• Data shown:
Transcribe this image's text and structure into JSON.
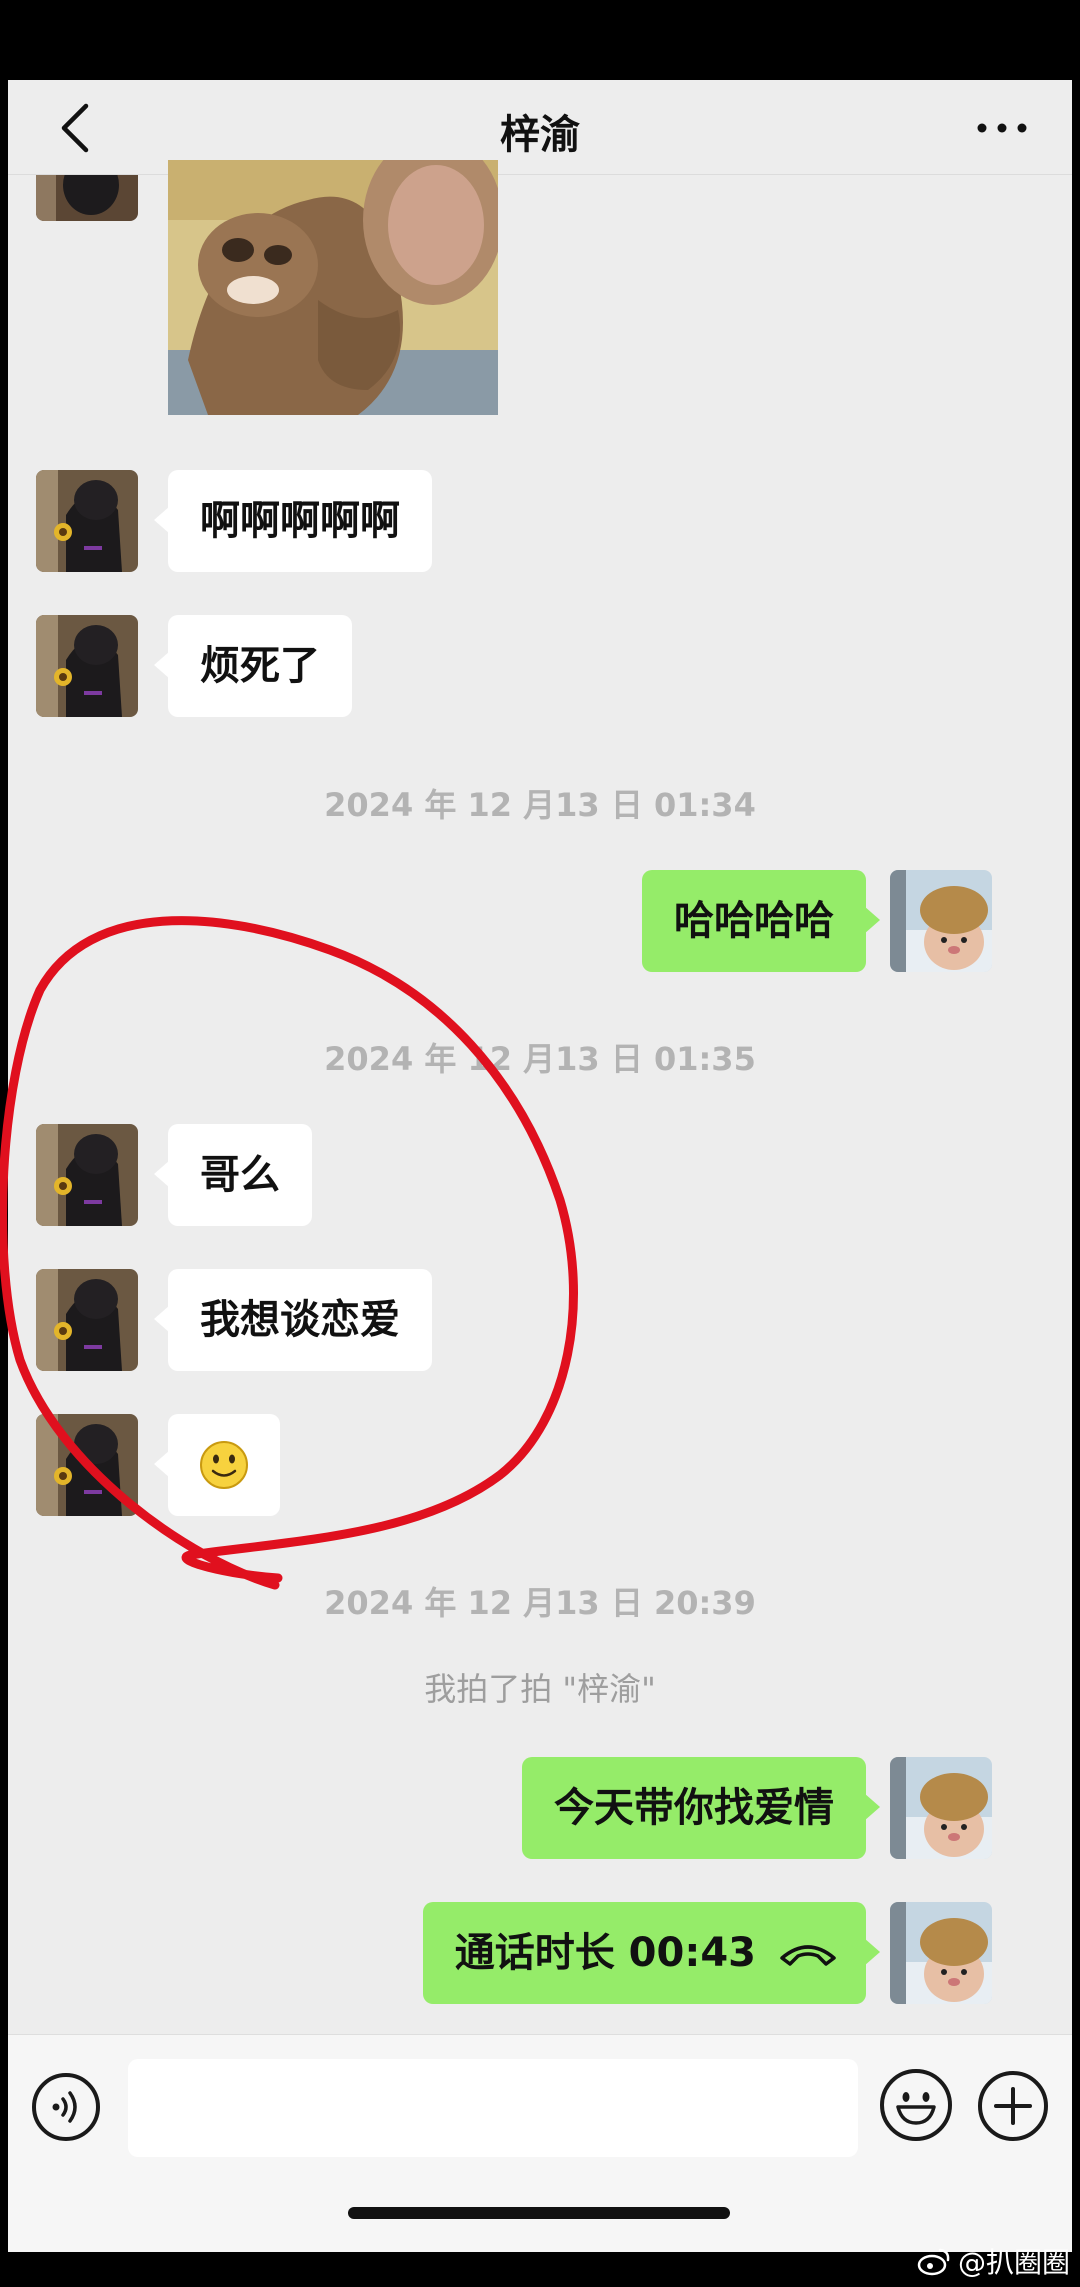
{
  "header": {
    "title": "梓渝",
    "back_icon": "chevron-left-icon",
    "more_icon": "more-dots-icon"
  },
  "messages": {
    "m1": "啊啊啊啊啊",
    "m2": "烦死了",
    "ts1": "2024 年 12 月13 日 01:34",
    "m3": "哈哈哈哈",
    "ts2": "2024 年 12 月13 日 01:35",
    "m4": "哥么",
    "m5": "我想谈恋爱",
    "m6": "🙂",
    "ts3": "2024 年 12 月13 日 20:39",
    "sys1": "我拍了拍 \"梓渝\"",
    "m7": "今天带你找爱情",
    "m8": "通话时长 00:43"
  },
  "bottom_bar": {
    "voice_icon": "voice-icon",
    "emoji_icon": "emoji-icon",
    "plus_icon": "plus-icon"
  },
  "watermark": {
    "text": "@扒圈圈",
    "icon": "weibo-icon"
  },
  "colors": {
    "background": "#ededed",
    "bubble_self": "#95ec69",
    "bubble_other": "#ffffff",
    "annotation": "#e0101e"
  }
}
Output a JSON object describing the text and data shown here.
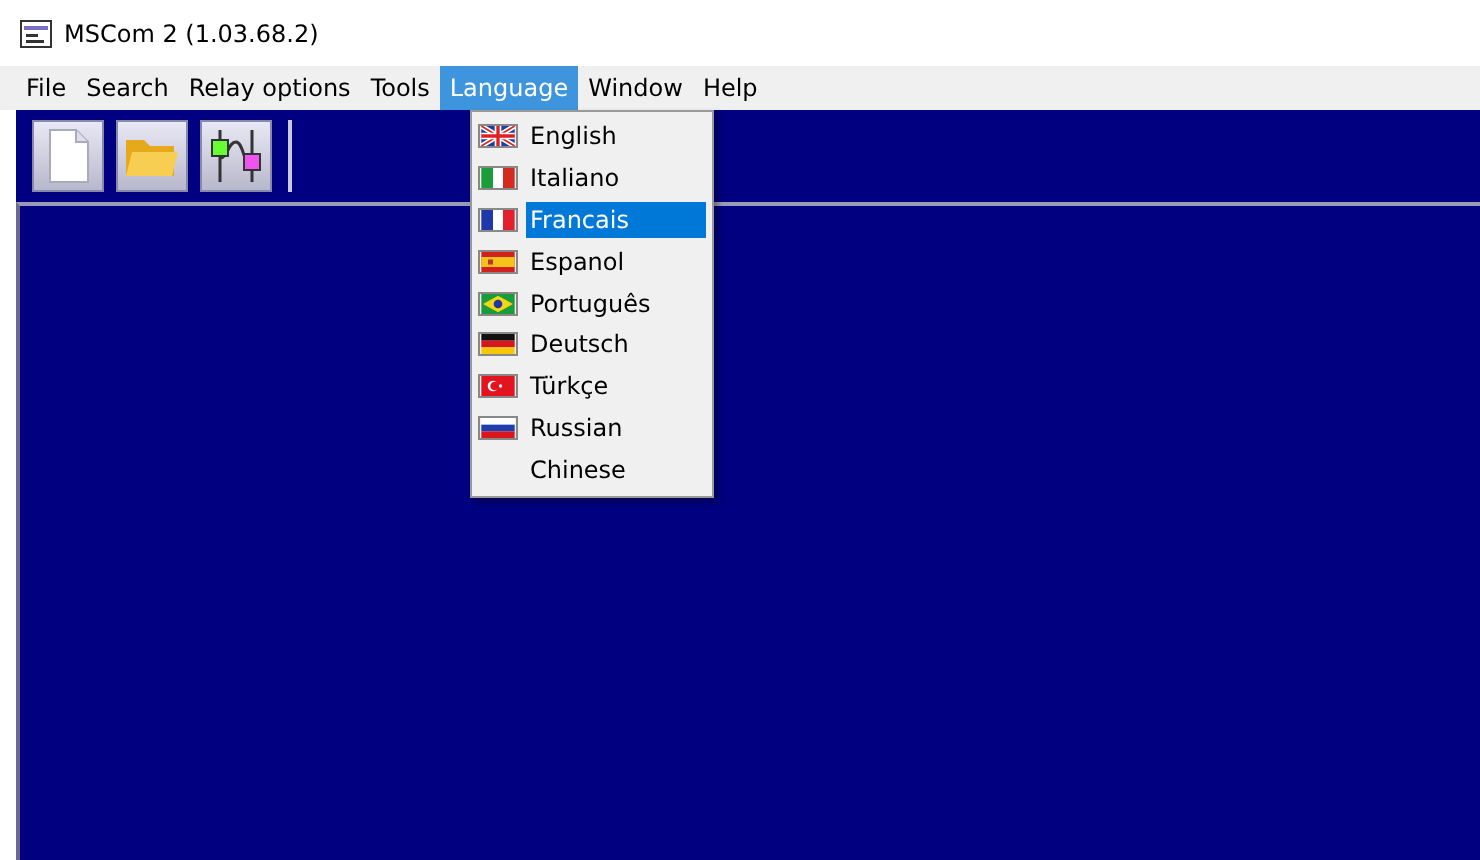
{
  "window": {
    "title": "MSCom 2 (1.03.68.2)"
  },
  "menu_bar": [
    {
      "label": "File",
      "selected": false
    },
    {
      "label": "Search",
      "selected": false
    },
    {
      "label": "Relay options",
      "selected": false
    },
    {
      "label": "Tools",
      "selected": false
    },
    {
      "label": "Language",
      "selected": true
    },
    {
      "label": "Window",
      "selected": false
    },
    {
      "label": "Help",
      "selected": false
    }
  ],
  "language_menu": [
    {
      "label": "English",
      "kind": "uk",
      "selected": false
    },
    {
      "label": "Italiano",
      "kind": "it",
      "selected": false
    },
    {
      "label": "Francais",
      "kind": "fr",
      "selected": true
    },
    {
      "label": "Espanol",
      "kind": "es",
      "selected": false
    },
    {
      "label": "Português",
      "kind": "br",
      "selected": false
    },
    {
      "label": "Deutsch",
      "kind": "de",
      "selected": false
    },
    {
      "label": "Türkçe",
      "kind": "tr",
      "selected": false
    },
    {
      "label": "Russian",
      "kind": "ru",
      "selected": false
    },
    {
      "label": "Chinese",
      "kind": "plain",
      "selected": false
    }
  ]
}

• Written instruction:
Your job is to transcribe the entries above exactly; skip the pictures.

• Reply:
Transcribe this image's text and structure into JSON.
{
  "header": {
    "title": "梓渝",
    "back_icon": "chevron-left-icon",
    "more_icon": "more-dots-icon"
  },
  "messages": {
    "m1": "啊啊啊啊啊",
    "m2": "烦死了",
    "ts1": "2024 年 12 月13 日 01:34",
    "m3": "哈哈哈哈",
    "ts2": "2024 年 12 月13 日 01:35",
    "m4": "哥么",
    "m5": "我想谈恋爱",
    "m6": "🙂",
    "ts3": "2024 年 12 月13 日 20:39",
    "sys1": "我拍了拍 \"梓渝\"",
    "m7": "今天带你找爱情",
    "m8": "通话时长 00:43"
  },
  "bottom_bar": {
    "voice_icon": "voice-icon",
    "emoji_icon": "emoji-icon",
    "plus_icon": "plus-icon"
  },
  "watermark": {
    "text": "@扒圈圈",
    "icon": "weibo-icon"
  },
  "colors": {
    "background": "#ededed",
    "bubble_self": "#95ec69",
    "bubble_other": "#ffffff",
    "annotation": "#e0101e"
  }
}
Output a JSON object describing the text and data shown here.
{
  "window": {
    "title": "MSCom 2 (1.03.68.2)"
  },
  "menu_bar": [
    {
      "label": "File",
      "selected": false
    },
    {
      "label": "Search",
      "selected": false
    },
    {
      "label": "Relay options",
      "selected": false
    },
    {
      "label": "Tools",
      "selected": false
    },
    {
      "label": "Language",
      "selected": true
    },
    {
      "label": "Window",
      "selected": false
    },
    {
      "label": "Help",
      "selected": false
    }
  ],
  "language_menu": [
    {
      "label": "English",
      "kind": "uk",
      "selected": false
    },
    {
      "label": "Italiano",
      "kind": "it",
      "selected": false
    },
    {
      "label": "Francais",
      "kind": "fr",
      "selected": true
    },
    {
      "label": "Espanol",
      "kind": "es",
      "selected": false
    },
    {
      "label": "Português",
      "kind": "br",
      "selected": false
    },
    {
      "label": "Deutsch",
      "kind": "de",
      "selected": false
    },
    {
      "label": "Türkçe",
      "kind": "tr",
      "selected": false
    },
    {
      "label": "Russian",
      "kind": "ru",
      "selected": false
    },
    {
      "label": "Chinese",
      "kind": "plain",
      "selected": false
    }
  ]
}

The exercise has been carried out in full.